Do this
What follows is a set of records; repeat all of them exactly.

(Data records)
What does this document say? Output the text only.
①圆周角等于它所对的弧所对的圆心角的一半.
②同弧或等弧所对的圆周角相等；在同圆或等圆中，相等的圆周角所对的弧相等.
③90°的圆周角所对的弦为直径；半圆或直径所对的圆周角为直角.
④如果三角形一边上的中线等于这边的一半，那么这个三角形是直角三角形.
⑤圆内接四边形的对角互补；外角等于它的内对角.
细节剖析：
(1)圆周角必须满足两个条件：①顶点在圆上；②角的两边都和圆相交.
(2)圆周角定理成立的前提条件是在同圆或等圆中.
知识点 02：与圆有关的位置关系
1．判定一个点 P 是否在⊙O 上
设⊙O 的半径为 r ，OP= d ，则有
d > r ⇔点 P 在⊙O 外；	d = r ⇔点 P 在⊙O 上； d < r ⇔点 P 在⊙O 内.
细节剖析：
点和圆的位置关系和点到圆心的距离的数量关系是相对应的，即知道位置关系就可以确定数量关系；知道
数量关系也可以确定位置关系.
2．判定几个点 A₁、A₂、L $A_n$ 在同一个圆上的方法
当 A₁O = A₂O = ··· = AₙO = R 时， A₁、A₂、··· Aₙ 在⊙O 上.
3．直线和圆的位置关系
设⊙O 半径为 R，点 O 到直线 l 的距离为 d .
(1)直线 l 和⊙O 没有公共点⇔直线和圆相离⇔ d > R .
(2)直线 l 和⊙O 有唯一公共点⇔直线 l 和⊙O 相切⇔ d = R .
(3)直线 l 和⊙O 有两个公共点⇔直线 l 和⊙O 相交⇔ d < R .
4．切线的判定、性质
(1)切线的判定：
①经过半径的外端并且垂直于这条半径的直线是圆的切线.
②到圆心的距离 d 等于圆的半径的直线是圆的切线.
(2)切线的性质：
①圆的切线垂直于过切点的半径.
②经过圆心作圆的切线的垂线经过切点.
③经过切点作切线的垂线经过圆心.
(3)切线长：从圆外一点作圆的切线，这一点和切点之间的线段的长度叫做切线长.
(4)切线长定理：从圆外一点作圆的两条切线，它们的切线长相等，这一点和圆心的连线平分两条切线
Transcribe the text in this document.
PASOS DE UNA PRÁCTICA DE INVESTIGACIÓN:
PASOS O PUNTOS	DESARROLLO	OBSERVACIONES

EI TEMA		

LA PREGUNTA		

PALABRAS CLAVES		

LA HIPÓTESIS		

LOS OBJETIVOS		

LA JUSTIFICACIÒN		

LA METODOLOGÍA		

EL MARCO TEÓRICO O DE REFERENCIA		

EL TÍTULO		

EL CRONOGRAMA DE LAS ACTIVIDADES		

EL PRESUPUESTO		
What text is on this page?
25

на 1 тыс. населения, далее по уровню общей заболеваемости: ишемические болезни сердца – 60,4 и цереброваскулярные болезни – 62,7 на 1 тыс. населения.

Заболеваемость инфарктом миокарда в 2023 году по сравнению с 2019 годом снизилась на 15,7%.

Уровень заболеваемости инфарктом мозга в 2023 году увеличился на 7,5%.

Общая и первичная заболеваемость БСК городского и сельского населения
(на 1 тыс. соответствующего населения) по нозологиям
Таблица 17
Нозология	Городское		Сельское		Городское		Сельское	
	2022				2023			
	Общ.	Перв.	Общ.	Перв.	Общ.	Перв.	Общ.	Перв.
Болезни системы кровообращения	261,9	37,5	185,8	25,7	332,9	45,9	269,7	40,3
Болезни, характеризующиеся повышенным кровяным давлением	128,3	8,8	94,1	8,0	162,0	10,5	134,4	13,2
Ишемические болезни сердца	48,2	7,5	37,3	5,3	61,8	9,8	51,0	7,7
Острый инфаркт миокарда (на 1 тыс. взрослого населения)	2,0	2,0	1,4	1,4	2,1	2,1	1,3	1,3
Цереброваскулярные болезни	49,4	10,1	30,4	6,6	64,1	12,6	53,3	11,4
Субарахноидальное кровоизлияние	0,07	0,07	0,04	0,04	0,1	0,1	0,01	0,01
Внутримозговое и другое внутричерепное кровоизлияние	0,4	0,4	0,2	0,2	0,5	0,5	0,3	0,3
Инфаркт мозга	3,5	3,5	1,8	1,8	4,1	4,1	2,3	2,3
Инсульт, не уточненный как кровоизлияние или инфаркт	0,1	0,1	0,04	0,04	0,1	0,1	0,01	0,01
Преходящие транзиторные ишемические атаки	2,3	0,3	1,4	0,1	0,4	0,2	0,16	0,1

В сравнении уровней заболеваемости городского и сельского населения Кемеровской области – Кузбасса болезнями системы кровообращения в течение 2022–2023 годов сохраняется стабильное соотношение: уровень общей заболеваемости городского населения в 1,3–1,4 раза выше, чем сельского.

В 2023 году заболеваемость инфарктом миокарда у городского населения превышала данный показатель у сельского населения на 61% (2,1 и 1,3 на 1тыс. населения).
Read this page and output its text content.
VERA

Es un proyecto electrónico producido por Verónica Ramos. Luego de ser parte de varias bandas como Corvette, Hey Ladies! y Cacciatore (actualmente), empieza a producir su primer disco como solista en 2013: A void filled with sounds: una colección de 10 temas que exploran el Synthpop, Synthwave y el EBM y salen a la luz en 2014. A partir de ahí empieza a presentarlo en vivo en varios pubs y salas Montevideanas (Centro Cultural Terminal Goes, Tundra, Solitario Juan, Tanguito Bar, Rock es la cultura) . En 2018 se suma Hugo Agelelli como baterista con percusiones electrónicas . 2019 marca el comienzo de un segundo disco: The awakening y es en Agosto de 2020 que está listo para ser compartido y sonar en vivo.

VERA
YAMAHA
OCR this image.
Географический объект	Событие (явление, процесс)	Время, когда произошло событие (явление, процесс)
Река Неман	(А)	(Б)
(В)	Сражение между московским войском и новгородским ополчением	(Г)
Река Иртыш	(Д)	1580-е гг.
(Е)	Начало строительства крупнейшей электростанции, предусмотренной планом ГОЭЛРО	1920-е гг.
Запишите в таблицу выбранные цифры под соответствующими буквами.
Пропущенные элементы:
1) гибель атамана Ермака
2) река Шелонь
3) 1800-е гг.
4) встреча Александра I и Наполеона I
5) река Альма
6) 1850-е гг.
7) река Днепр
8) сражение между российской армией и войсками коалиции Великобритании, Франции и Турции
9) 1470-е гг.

Solution to this problem
What does this document say? Output the text only.
①圆周角等于它所对的弧所对的圆心角的一半.
②同弧或等弧所对的圆周角相等；在同圆或等圆中，相等的圆周角所对的弧相等.
③90°的圆周角所对的弦为直径；半圆或直径所对的圆周角为直角.
④如果三角形一边上的中线等于这边的一半，那么这个三角形是直角三角形.
⑤圆内接四边形的对角互补；外角等于它的内对角.
细节剖析：
(1)圆周角必须满足两个条件：①顶点在圆上；②角的两边都和圆相交.
(2)圆周角定理成立的前提条件是在同圆或等圆中.
知识点 02：与圆有关的位置关系
1．判定一个点 P 是否在⊙O 上
设⊙O 的半径为 r ，OP= d ，则有
d > r ⇔点 P 在⊙O 外；	d = r ⇔点 P 在⊙O 上； d < r ⇔点 P 在⊙O 内.
细节剖析：
点和圆的位置关系和点到圆心的距离的数量关系是相对应的，即知道位置关系就可以确定数量关系；知道
数量关系也可以确定位置关系.
2．判定几个点 A₁、A₂、L $A_n$ 在同一个圆上的方法
当 A₁O = A₂O = ··· = AₙO = R 时， A₁、A₂、··· Aₙ 在⊙O 上.
3．直线和圆的位置关系
设⊙O 半径为 R，点 O 到直线 l 的距离为 d .
(1)直线 l 和⊙O 没有公共点⇔直线和圆相离⇔ d > R .
(2)直线 l 和⊙O 有唯一公共点⇔直线 l 和⊙O 相切⇔ d = R .
(3)直线 l 和⊙O 有两个公共点⇔直线 l 和⊙O 相交⇔ d < R .
4．切线的判定、性质
(1)切线的判定：
①经过半径的外端并且垂直于这条半径的直线是圆的切线.
②到圆心的距离 d 等于圆的半径的直线是圆的切线.
(2)切线的性质：
①圆的切线垂直于过切点的半径.
②经过圆心作圆的切线的垂线经过切点.
③经过切点作切线的垂线经过圆心.
(3)切线长：从圆外一点作圆的切线，这一点和切点之间的线段的长度叫做切线长.
(4)切线长定理：从圆外一点作圆的两条切线，它们的切线长相等，这一点和圆心的连线平分两条切线
Transcribe the text in this document.
PASOS DE UNA PRÁCTICA DE INVESTIGACIÓN:
PASOS O PUNTOS	DESARROLLO	OBSERVACIONES

EI TEMA		

LA PREGUNTA		

PALABRAS CLAVES		

LA HIPÓTESIS		

LOS OBJETIVOS		

LA JUSTIFICACIÒN		

LA METODOLOGÍA		

EL MARCO TEÓRICO O DE REFERENCIA		

EL TÍTULO		

EL CRONOGRAMA DE LAS ACTIVIDADES		

EL PRESUPUESTO		
What text is on this page?
25

на 1 тыс. населения, далее по уровню общей заболеваемости: ишемические болезни сердца – 60,4 и цереброваскулярные болезни – 62,7 на 1 тыс. населения.

Заболеваемость инфарктом миокарда в 2023 году по сравнению с 2019 годом снизилась на 15,7%.

Уровень заболеваемости инфарктом мозга в 2023 году увеличился на 7,5%.

Общая и первичная заболеваемость БСК городского и сельского населения
(на 1 тыс. соответствующего населения) по нозологиям
Таблица 17
Нозология	Городское		Сельское		Городское		Сельское	
	2022				2023			
	Общ.	Перв.	Общ.	Перв.	Общ.	Перв.	Общ.	Перв.
Болезни системы кровообращения	261,9	37,5	185,8	25,7	332,9	45,9	269,7	40,3
Болезни, характеризующиеся повышенным кровяным давлением	128,3	8,8	94,1	8,0	162,0	10,5	134,4	13,2
Ишемические болезни сердца	48,2	7,5	37,3	5,3	61,8	9,8	51,0	7,7
Острый инфаркт миокарда (на 1 тыс. взрослого населения)	2,0	2,0	1,4	1,4	2,1	2,1	1,3	1,3
Цереброваскулярные болезни	49,4	10,1	30,4	6,6	64,1	12,6	53,3	11,4
Субарахноидальное кровоизлияние	0,07	0,07	0,04	0,04	0,1	0,1	0,01	0,01
Внутримозговое и другое внутричерепное кровоизлияние	0,4	0,4	0,2	0,2	0,5	0,5	0,3	0,3
Инфаркт мозга	3,5	3,5	1,8	1,8	4,1	4,1	2,3	2,3
Инсульт, не уточненный как кровоизлияние или инфаркт	0,1	0,1	0,04	0,04	0,1	0,1	0,01	0,01
Преходящие транзиторные ишемические атаки	2,3	0,3	1,4	0,1	0,4	0,2	0,16	0,1

В сравнении уровней заболеваемости городского и сельского населения Кемеровской области – Кузбасса болезнями системы кровообращения в течение 2022–2023 годов сохраняется стабильное соотношение: уровень общей заболеваемости городского населения в 1,3–1,4 раза выше, чем сельского.

В 2023 году заболеваемость инфарктом миокарда у городского населения превышала данный показатель у сельского населения на 61% (2,1 и 1,3 на 1тыс. населения).
Read this page and output its text content.
VERA

Es un proyecto electrónico producido por Verónica Ramos. Luego de ser parte de varias bandas como Corvette, Hey Ladies! y Cacciatore (actualmente), empieza a producir su primer disco como solista en 2013: A void filled with sounds: una colección de 10 temas que exploran el Synthpop, Synthwave y el EBM y salen a la luz en 2014. A partir de ahí empieza a presentarlo en vivo en varios pubs y salas Montevideanas (Centro Cultural Terminal Goes, Tundra, Solitario Juan, Tanguito Bar, Rock es la cultura) . En 2018 se suma Hugo Agelelli como baterista con percusiones electrónicas . 2019 marca el comienzo de un segundo disco: The awakening y es en Agosto de 2020 que está listo para ser compartido y sonar en vivo.

VERA
YAMAHA
OCR this image.
Географический объект	Событие (явление, процесс)	Время, когда произошло событие (явление, процесс)
Река Неман	(А)	(Б)
(В)	Сражение между московским войском и новгородским ополчением	(Г)
Река Иртыш	(Д)	1580-е гг.
(Е)	Начало строительства крупнейшей электростанции, предусмотренной планом ГОЭЛРО	1920-е гг.
Запишите в таблицу выбранные цифры под соответствующими буквами.
Пропущенные элементы:
1) гибель атамана Ермака
2) река Шелонь
3) 1800-е гг.
4) встреча Александра I и Наполеона I
5) река Альма
6) 1850-е гг.
7) река Днепр
8) сражение между российской армией и войсками коалиции Великобритании, Франции и Турции
9) 1470-е гг.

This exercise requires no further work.